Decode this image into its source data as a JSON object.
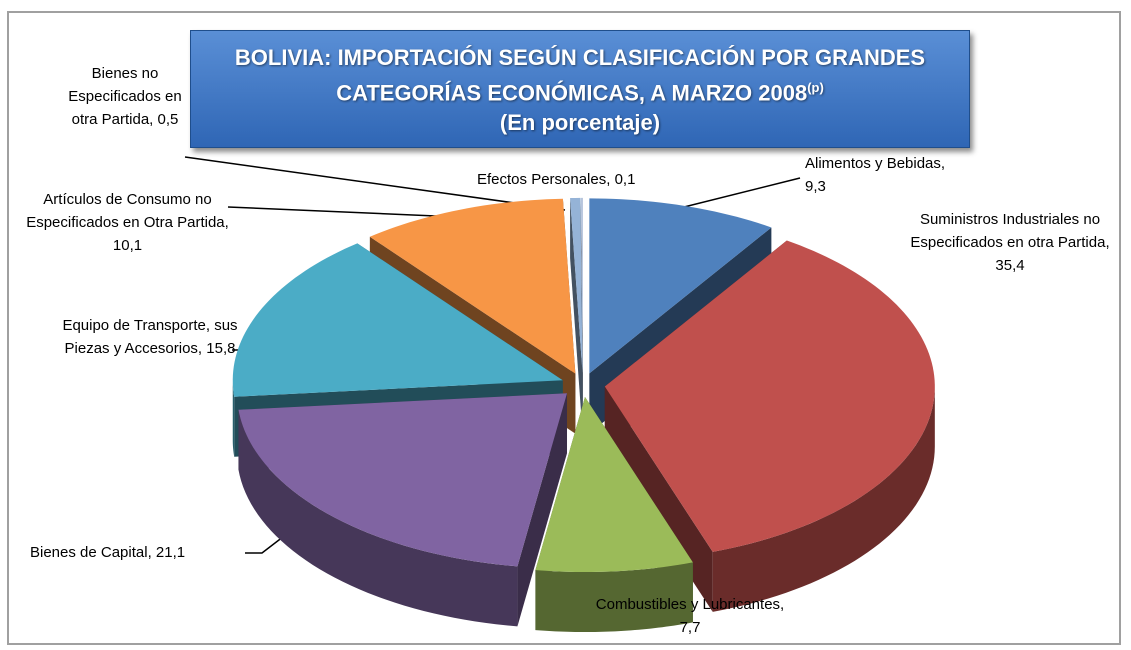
{
  "chart_data": {
    "type": "pie3d",
    "title": "BOLIVIA: IMPORTACIÓN SEGÚN CLASIFICACIÓN POR GRANDES CATEGORÍAS ECONÓMICAS, A MARZO 2008",
    "title_superscript": "(p)",
    "subtitle": "(En porcentaje)",
    "label_separator": ", ",
    "categories": [
      "Alimentos y Bebidas",
      "Suministros Industriales no Especificados en otra Partida",
      "Combustibles y Lubricantes",
      "Bienes de Capital",
      "Equipo de Transporte, sus Piezas y Accesorios",
      "Artículos de Consumo no Especificados en Otra Partida",
      "Bienes no Especificados en otra Partida",
      "Efectos Personales"
    ],
    "values": [
      9.3,
      35.4,
      7.7,
      21.1,
      15.8,
      10.1,
      0.5,
      0.1
    ],
    "value_labels": [
      "9,3",
      "35,4",
      "7,7",
      "21,1",
      "15,8",
      "10,1",
      "0,5",
      "0,1"
    ],
    "colors": [
      "#4f81bd",
      "#c0504d",
      "#9bbb59",
      "#8064a2",
      "#4bacc6",
      "#f79646",
      "#95b3d7",
      "#b7c5dc"
    ]
  }
}
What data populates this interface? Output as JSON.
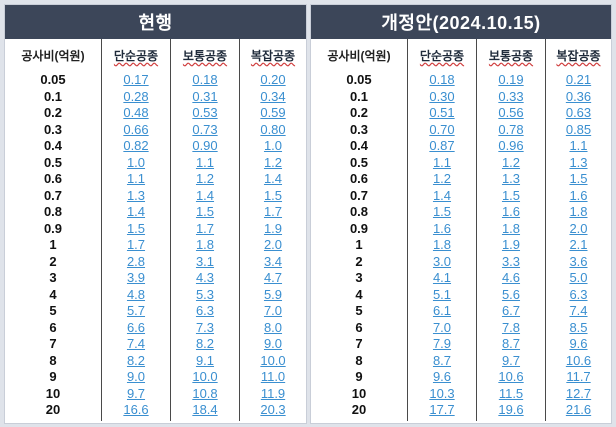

TASK BRIEF: Will you restate every entry word for word and omit the images?

CORRECT RESPONSE:
Decode this image into its source data as a JSON object.
{
  "chart_data": {
    "type": "pie3d",
    "title": "BOLIVIA: IMPORTACIÓN SEGÚN CLASIFICACIÓN POR GRANDES CATEGORÍAS ECONÓMICAS, A MARZO 2008",
    "title_superscript": "(p)",
    "subtitle": "(En porcentaje)",
    "label_separator": ", ",
    "categories": [
      "Alimentos y Bebidas",
      "Suministros Industriales no Especificados en otra Partida",
      "Combustibles y Lubricantes",
      "Bienes de Capital",
      "Equipo de Transporte, sus Piezas y Accesorios",
      "Artículos de Consumo no Especificados en Otra Partida",
      "Bienes no Especificados en otra Partida",
      "Efectos Personales"
    ],
    "values": [
      9.3,
      35.4,
      7.7,
      21.1,
      15.8,
      10.1,
      0.5,
      0.1
    ],
    "value_labels": [
      "9,3",
      "35,4",
      "7,7",
      "21,1",
      "15,8",
      "10,1",
      "0,5",
      "0,1"
    ],
    "colors": [
      "#4f81bd",
      "#c0504d",
      "#9bbb59",
      "#8064a2",
      "#4bacc6",
      "#f79646",
      "#95b3d7",
      "#b7c5dc"
    ]
  }
}
What data populates this interface? Output as JSON.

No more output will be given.